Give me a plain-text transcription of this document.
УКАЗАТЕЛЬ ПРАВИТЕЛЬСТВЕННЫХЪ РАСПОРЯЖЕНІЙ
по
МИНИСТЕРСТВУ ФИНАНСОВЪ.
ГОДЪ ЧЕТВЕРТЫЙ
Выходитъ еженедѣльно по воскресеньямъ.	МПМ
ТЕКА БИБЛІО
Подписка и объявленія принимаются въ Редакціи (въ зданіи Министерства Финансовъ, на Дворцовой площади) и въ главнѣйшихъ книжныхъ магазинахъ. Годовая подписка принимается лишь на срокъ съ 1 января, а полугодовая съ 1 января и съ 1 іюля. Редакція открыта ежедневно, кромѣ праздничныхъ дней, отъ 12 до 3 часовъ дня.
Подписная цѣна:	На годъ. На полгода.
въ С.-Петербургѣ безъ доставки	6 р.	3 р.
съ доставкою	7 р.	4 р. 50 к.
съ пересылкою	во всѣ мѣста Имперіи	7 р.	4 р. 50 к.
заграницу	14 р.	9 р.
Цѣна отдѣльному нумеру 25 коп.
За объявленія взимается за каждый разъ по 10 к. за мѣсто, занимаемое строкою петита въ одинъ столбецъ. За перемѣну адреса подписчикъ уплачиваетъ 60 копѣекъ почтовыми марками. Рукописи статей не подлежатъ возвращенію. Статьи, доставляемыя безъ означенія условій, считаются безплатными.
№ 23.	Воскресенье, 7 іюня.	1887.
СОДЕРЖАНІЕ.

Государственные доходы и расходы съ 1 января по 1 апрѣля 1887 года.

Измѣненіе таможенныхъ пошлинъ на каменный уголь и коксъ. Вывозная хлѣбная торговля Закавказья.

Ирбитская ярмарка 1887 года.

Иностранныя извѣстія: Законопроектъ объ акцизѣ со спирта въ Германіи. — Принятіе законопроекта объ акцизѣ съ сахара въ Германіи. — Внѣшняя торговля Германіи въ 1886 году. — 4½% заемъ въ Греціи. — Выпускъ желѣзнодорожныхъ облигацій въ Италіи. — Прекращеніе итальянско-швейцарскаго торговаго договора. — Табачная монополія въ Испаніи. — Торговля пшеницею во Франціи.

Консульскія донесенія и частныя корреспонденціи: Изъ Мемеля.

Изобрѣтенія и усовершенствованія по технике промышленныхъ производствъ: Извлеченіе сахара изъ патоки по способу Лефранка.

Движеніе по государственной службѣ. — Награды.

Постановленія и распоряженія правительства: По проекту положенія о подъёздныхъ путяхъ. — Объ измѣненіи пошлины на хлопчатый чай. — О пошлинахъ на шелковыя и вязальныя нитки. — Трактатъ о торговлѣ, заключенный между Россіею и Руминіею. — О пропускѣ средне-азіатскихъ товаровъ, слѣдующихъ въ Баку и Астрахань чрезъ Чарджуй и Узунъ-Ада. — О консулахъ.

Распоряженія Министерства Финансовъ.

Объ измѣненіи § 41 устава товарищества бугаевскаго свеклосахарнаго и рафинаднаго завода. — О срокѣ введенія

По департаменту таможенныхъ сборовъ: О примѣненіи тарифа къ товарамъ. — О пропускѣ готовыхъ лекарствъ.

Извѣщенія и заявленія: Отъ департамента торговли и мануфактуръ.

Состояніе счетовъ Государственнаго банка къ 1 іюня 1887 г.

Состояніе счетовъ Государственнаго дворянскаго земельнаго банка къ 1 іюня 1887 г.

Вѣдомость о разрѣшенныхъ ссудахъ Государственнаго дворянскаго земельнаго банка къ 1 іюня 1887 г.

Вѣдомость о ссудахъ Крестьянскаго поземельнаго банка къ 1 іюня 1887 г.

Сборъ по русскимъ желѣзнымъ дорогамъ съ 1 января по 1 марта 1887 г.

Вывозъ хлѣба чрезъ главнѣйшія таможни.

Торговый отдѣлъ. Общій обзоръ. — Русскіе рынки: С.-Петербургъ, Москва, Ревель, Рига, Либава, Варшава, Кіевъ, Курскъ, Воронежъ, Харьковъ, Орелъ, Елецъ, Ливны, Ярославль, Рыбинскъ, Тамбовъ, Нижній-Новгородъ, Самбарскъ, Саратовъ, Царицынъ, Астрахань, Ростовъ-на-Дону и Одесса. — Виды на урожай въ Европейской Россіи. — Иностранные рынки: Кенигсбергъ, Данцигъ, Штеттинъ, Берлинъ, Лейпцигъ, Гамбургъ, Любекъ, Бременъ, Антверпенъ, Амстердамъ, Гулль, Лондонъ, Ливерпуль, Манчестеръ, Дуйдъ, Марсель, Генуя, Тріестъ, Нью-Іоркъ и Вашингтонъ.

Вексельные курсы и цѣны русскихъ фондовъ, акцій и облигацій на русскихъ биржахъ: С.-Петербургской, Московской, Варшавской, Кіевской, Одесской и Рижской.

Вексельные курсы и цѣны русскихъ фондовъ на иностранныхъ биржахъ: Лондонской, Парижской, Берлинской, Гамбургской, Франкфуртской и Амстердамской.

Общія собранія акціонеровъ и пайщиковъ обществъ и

##########

_Task objective_: Give the records above again, word for word.

_Expected answer_:
Give me a plain-text transcription of this document.
УКАЗАТЕЛЬ ПРАВИТЕЛЬСТВЕННЫХЪ РАСПОРЯЖЕНІЙ
по
МИНИСТЕРСТВУ ФИНАНСОВЪ.
ГОДЪ ЧЕТВЕРТЫЙ
Выходитъ еженедѣльно по воскресеньямъ.	МПМ
ТЕКА БИБЛІО
Подписка и объявленія принимаются въ Редакціи (въ зданіи Министерства Финансовъ, на Дворцовой площади) и въ главнѣйшихъ книжныхъ магазинахъ. Годовая подписка принимается лишь на срокъ съ 1 января, а полугодовая съ 1 января и съ 1 іюля. Редакція открыта ежедневно, кромѣ праздничныхъ дней, отъ 12 до 3 часовъ дня.
Подписная цѣна:	На годъ. На полгода.
въ С.-Петербургѣ безъ доставки	6 р.	3 р.
съ доставкою	7 р.	4 р. 50 к.
съ пересылкою	во всѣ мѣста Имперіи	7 р.	4 р. 50 к.
заграницу	14 р.	9 р.
Цѣна отдѣльному нумеру 25 коп.
За объявленія взимается за каждый разъ по 10 к. за мѣсто, занимаемое строкою петита въ одинъ столбецъ. За перемѣну адреса подписчикъ уплачиваетъ 60 копѣекъ почтовыми марками. Рукописи статей не подлежатъ возвращенію. Статьи, доставляемыя безъ означенія условій, считаются безплатными.
№ 23.	Воскресенье, 7 іюня.	1887.
СОДЕРЖАНІЕ.

Государственные доходы и расходы съ 1 января по 1 апрѣля 1887 года.

Измѣненіе таможенныхъ пошлинъ на каменный уголь и коксъ. Вывозная хлѣбная торговля Закавказья.

Ирбитская ярмарка 1887 года.

Иностранныя извѣстія: Законопроектъ объ акцизѣ со спирта въ Германіи. — Принятіе законопроекта объ акцизѣ съ сахара въ Германіи. — Внѣшняя торговля Германіи въ 1886 году. — 4½% заемъ въ Греціи. — Выпускъ желѣзнодорожныхъ облигацій въ Италіи. — Прекращеніе итальянско-швейцарскаго торговаго договора. — Табачная монополія въ Испаніи. — Торговля пшеницею во Франціи.

Консульскія донесенія и частныя корреспонденціи: Изъ Мемеля.

Изобрѣтенія и усовершенствованія по технике промышленныхъ производствъ: Извлеченіе сахара изъ патоки по способу Лефранка.

Движеніе по государственной службѣ. — Награды.

Постановленія и распоряженія правительства: По проекту положенія о подъёздныхъ путяхъ. — Объ измѣненіи пошлины на хлопчатый чай. — О пошлинахъ на шелковыя и вязальныя нитки. — Трактатъ о торговлѣ, заключенный между Россіею и Руминіею. — О пропускѣ средне-азіатскихъ товаровъ, слѣдующихъ въ Баку и Астрахань чрезъ Чарджуй и Узунъ-Ада. — О консулахъ.

Распоряженія Министерства Финансовъ.

Объ измѣненіи § 41 устава товарищества бугаевскаго свеклосахарнаго и рафинаднаго завода. — О срокѣ введенія

По департаменту таможенныхъ сборовъ: О примѣненіи тарифа къ товарамъ. — О пропускѣ готовыхъ лекарствъ.

Извѣщенія и заявленія: Отъ департамента торговли и мануфактуръ.

Состояніе счетовъ Государственнаго банка къ 1 іюня 1887 г.

Состояніе счетовъ Государственнаго дворянскаго земельнаго банка къ 1 іюня 1887 г.

Вѣдомость о разрѣшенныхъ ссудахъ Государственнаго дворянскаго земельнаго банка къ 1 іюня 1887 г.

Вѣдомость о ссудахъ Крестьянскаго поземельнаго банка къ 1 іюня 1887 г.

Сборъ по русскимъ желѣзнымъ дорогамъ съ 1 января по 1 марта 1887 г.

Вывозъ хлѣба чрезъ главнѣйшія таможни.

Торговый отдѣлъ. Общій обзоръ. — Русскіе рынки: С.-Петербургъ, Москва, Ревель, Рига, Либава, Варшава, Кіевъ, Курскъ, Воронежъ, Харьковъ, Орелъ, Елецъ, Ливны, Ярославль, Рыбинскъ, Тамбовъ, Нижній-Новгородъ, Самбарскъ, Саратовъ, Царицынъ, Астрахань, Ростовъ-на-Дону и Одесса. — Виды на урожай въ Европейской Россіи. — Иностранные рынки: Кенигсбергъ, Данцигъ, Штеттинъ, Берлинъ, Лейпцигъ, Гамбургъ, Любекъ, Бременъ, Антверпенъ, Амстердамъ, Гулль, Лондонъ, Ливерпуль, Манчестеръ, Дуйдъ, Марсель, Генуя, Тріестъ, Нью-Іоркъ и Вашингтонъ.

Вексельные курсы и цѣны русскихъ фондовъ, акцій и облигацій на русскихъ биржахъ: С.-Петербургской, Московской, Варшавской, Кіевской, Одесской и Рижской.

Вексельные курсы и цѣны русскихъ фондовъ на иностранныхъ биржахъ: Лондонской, Парижской, Берлинской, Гамбургской, Франкфуртской и Амстердамской.

Общія собранія акціонеровъ и пайщиковъ обществъ и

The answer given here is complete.